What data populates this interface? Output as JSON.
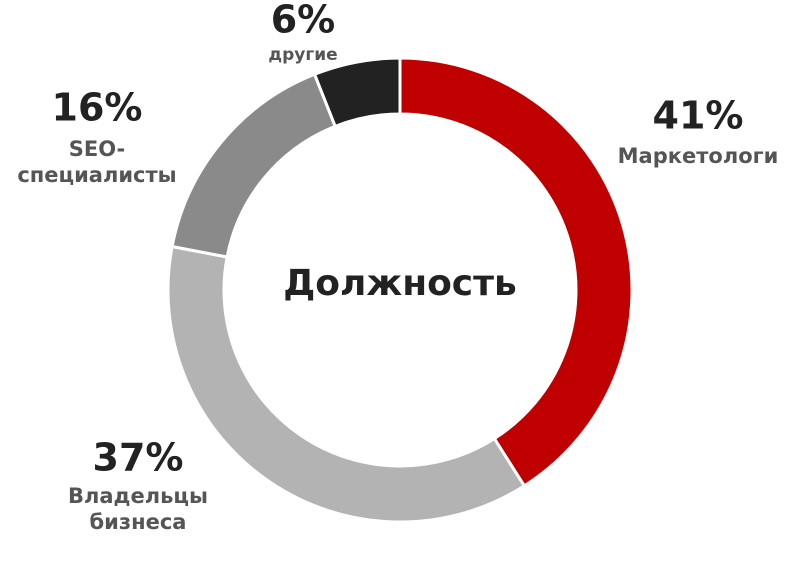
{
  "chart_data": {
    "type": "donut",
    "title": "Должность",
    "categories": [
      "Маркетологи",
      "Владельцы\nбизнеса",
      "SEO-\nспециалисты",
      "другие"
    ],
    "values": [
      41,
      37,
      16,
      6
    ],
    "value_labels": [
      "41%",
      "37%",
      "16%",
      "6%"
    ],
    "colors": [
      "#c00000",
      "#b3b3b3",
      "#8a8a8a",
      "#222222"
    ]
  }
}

---

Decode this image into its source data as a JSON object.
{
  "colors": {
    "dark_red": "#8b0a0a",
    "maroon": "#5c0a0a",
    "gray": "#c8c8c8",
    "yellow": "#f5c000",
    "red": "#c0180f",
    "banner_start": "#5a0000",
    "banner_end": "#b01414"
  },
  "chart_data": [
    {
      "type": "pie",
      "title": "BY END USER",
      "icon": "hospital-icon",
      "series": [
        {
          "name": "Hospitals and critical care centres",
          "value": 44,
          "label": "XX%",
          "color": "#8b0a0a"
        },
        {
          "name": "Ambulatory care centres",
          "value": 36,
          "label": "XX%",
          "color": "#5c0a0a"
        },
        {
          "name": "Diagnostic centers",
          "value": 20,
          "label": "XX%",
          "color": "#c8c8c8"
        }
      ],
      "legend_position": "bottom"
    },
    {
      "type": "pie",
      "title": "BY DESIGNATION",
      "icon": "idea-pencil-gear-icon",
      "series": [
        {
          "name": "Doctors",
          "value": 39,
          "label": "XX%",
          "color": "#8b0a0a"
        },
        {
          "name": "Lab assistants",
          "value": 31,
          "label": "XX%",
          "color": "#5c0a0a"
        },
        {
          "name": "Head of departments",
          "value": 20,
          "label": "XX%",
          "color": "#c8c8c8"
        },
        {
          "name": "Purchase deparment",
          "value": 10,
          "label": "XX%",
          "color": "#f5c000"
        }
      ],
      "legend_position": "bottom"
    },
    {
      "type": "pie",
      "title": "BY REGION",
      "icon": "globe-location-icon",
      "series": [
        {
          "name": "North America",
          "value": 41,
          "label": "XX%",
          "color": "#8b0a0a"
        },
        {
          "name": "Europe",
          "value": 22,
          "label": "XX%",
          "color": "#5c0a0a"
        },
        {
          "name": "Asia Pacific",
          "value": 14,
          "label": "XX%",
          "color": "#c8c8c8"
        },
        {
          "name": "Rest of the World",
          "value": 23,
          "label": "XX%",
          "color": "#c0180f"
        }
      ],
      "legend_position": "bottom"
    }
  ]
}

**Exercise:** From the entries above, collect every line with the string "care" in it.

**Answer:**
          "name": "Hospitals and critical care centres",
          "name": "Ambulatory care centres",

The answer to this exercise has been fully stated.